AUFGABEN »
A – Kopiere aus der Forendiskussion zum Python-Update die Stelle zwischen „## Klaus Meier“ und „2.6 machen muss.“ einschließlich wortgetreu heraus.
B – Schreibe die Forendiskussion zum Python-Update im Anschluss an ihren letzten Satz weiter.

TEXTAUSZUG »
_ _ _ _

Aaaahhh...  :Smile: 

Also funktioniert die parameterlose Variante nur solange die alte Python-Version noch nicht deinstalliert wurde? Wieder was gelernt...

Dankeschön.

----------

## Klaus Meier

 *sprittwicht wrote:*   

> Aaaahhh... 
> 
> Also funktioniert die parameterlose Variante nur solange die alte Python-Version noch nicht deinstalliert wurde? Wieder was gelernt...
> 
> Dankeschön.

 

Nicht so ganz, an dem Problem bin ich zuerst auch gescheitert und ich denke wohl, noch einige hier. Python ist zur Zeit in der Version 2 und der Version 3 installiert. Und die 2er Version brauchst und ist auch mit eselect aktiviert. Es befindet sich dann Python 2.5, 2.6 und 3.x auf deinem Rechner. Machst du python-updater ohne -o, dann macht er 2.6 auf 3.x, was nichts bringt, da er 2.5 auf 2.6 machen muss.

Ich hatte es so gelöst, dass ich die 3.x deinstalliert habe, python-updater und dann die 3 wieder drauf bis ich den Tip bekommen habe.

_ _ _ _

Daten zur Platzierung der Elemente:
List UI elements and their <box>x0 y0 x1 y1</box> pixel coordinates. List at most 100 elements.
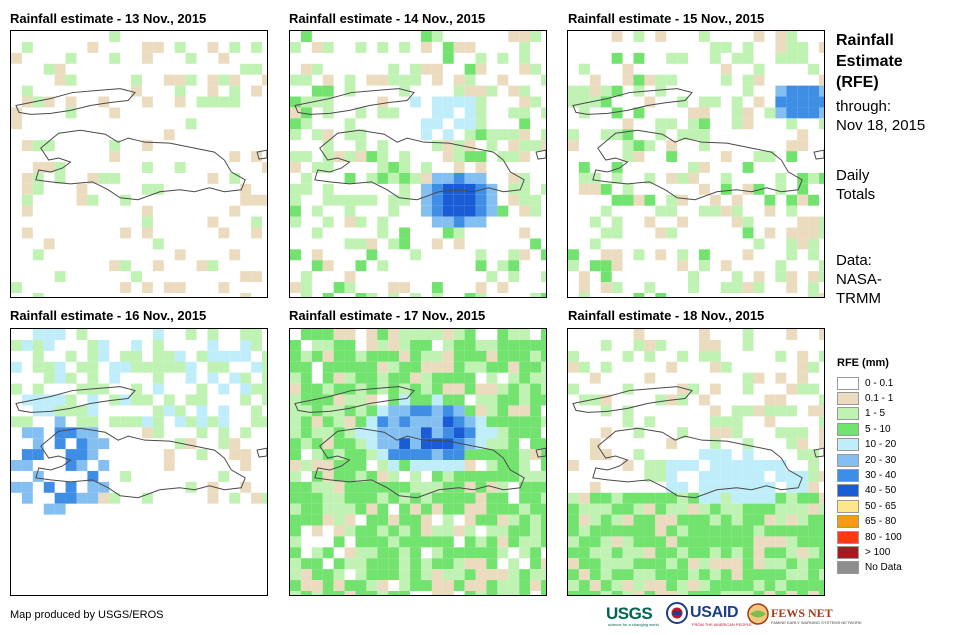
rainfall-cell <box>377 416 389 428</box>
rainfall-cell <box>322 449 334 461</box>
rainfall-cell <box>442 339 454 351</box>
rainfall-cell <box>731 492 743 504</box>
rainfall-cell <box>753 492 765 504</box>
rainfall-cell <box>290 590 301 595</box>
rainfall-cell <box>300 329 312 340</box>
rainfall-cell <box>290 416 301 428</box>
rainfall-cell <box>229 85 241 97</box>
legend-label: > 100 <box>865 546 891 558</box>
rainfall-cell <box>698 449 710 461</box>
cuba-coastline <box>572 386 693 413</box>
rainfall-cell <box>21 394 33 406</box>
rainfall-cell <box>290 394 301 406</box>
rainfall-cell <box>508 449 520 461</box>
rainfall-cell <box>453 361 465 373</box>
rainfall-cell <box>174 162 186 173</box>
rainfall-cell <box>720 416 732 428</box>
rainfall-cell <box>420 536 432 548</box>
rainfall-cell <box>786 503 798 515</box>
rainfall-cell <box>720 492 732 504</box>
legend-swatch <box>837 515 859 529</box>
rainfall-cell <box>475 216 487 228</box>
rainfall-cell <box>753 558 765 570</box>
rainfall-cell <box>453 227 465 239</box>
rainfall-cell <box>698 470 710 482</box>
rainfall-cell <box>622 514 634 526</box>
rainfall-cell <box>508 416 520 428</box>
rainfall-cell <box>355 438 367 450</box>
rainfall-cell <box>753 31 765 42</box>
rainfall-cell <box>300 63 312 75</box>
rainfall-cell <box>677 525 689 537</box>
rainfall-cell <box>442 558 454 570</box>
rainfall-cell <box>290 438 301 450</box>
rainfall-cell <box>786 118 798 130</box>
daily-totals-label: Daily Totals <box>836 166 956 204</box>
rainfall-cell <box>420 118 432 130</box>
rainfall-cell <box>786 151 798 163</box>
rainfall-cell <box>753 503 765 515</box>
rainfall-cell <box>589 503 601 515</box>
rainfall-grid <box>11 31 267 297</box>
rainfall-cell <box>475 503 487 515</box>
rainfall-cell <box>240 383 252 395</box>
rainfall-cell <box>311 249 323 261</box>
rainfall-cell <box>644 590 656 595</box>
rainfall-cell <box>431 547 443 559</box>
rainfall-cell <box>240 460 252 471</box>
rainfall-cell <box>333 339 345 351</box>
rainfall-cell <box>442 503 454 515</box>
rainfall-cell <box>519 470 531 482</box>
rainfall-cell <box>819 41 824 53</box>
rainfall-cell <box>240 183 252 195</box>
rainfall-cell <box>120 260 132 272</box>
rainfall-cell <box>333 383 345 395</box>
rainfall-cell <box>819 350 824 362</box>
rainfall-cell <box>152 361 164 373</box>
rainfall-cell <box>709 361 721 373</box>
rainfall-cell <box>698 329 710 340</box>
rainfall-cell <box>54 492 66 504</box>
rainfall-cell <box>568 536 579 548</box>
rainfall-cell <box>775 514 787 526</box>
rainfall-cell <box>388 339 400 351</box>
rainfall-cell <box>87 492 99 504</box>
rainfall-cell <box>300 580 312 591</box>
rainfall-cell <box>377 427 389 439</box>
rainfall-cell <box>497 536 509 548</box>
legend-label: No Data <box>865 562 902 574</box>
rainfall-cell <box>666 503 678 515</box>
rainfall-cell <box>290 96 301 108</box>
rainfall-cell <box>753 460 765 471</box>
rainfall-cell <box>399 329 411 340</box>
rainfall-cell <box>497 151 509 163</box>
rainfall-cell <box>600 282 612 293</box>
rainfall-cell <box>655 249 667 261</box>
rainfall-cell <box>141 216 153 228</box>
rainfall-cell <box>152 183 164 195</box>
rainfall-cell <box>677 194 689 206</box>
rainfall-cell <box>355 590 367 595</box>
rainfall-cell <box>709 558 721 570</box>
rainfall-cell <box>43 394 55 406</box>
rainfall-cell <box>519 525 531 537</box>
rainfall-cell <box>720 361 732 373</box>
legend-label: 5 - 10 <box>865 423 891 435</box>
rainfall-cell <box>541 394 546 406</box>
rainfall-cell <box>589 260 601 272</box>
rainfall-cell <box>355 405 367 417</box>
rainfall-cell <box>508 151 520 163</box>
rainfall-cell <box>666 514 678 526</box>
rainfall-grid <box>290 329 546 595</box>
rainfall-cell <box>453 172 465 184</box>
rainfall-cell <box>808 470 820 482</box>
rainfall-cell <box>742 52 754 64</box>
rainfall-cell <box>65 449 77 461</box>
rainfall-cell <box>431 427 443 439</box>
rainfall-cell <box>688 107 699 119</box>
rainfall-cell <box>497 470 509 482</box>
rainfall-cell <box>366 339 378 351</box>
rainfall-cell <box>600 536 612 548</box>
rainfall-cell <box>410 492 421 504</box>
rainfall-cell <box>720 151 732 163</box>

_ _ _ _

DIE ANTWORTEN »
A –
## Klaus Meier

 *sprittwicht wrote:*   

> Aaaahhh... 
> 
> Also funktioniert die parameterlose Variante nur solange die alte Python-Version noch nicht deinstalliert wurde? Wieder was gelernt...
> 
> Dankeschön.

 

Nicht so ganz, an dem Problem bin ich zuerst auch gescheitert und ich denke wohl, noch einige hier. Python ist zur Zeit in der Version 2 und der Version 3 installiert. Und die 2er Version brauchst und ist auch mit eselect aktiviert. Es befindet sich dann Python 2.5, 2.6 und 3.x auf deinem Rechner. Machst du python-updater ohne -o, dann macht er 2.6 auf 3.x, was nichts bringt, da er 2.5 auf 2.6 machen muss.

B –
----------

## Necoro

 *Klaus Meier wrote:*   

> Ich hatte es so gelöst, dass ich die 3.x deinstalliert habe, python-updater und dann die 3 wieder drauf bis ich den Tip bekommen habe.

 

Schmeiß die 3er runter und maskiere sie... Im Moment braucht sie kein Mensch (und es funktioniert auch net allzuviel damit)

----------

## Klaus Meier

Wozu, jetzt wo alles funktiniert, warum soll ich sie da per Hand runterschmeißen? Jetzt stört sie ja auch nicht. Und irgendwann brauche ichsie dann ja doch mal wieder.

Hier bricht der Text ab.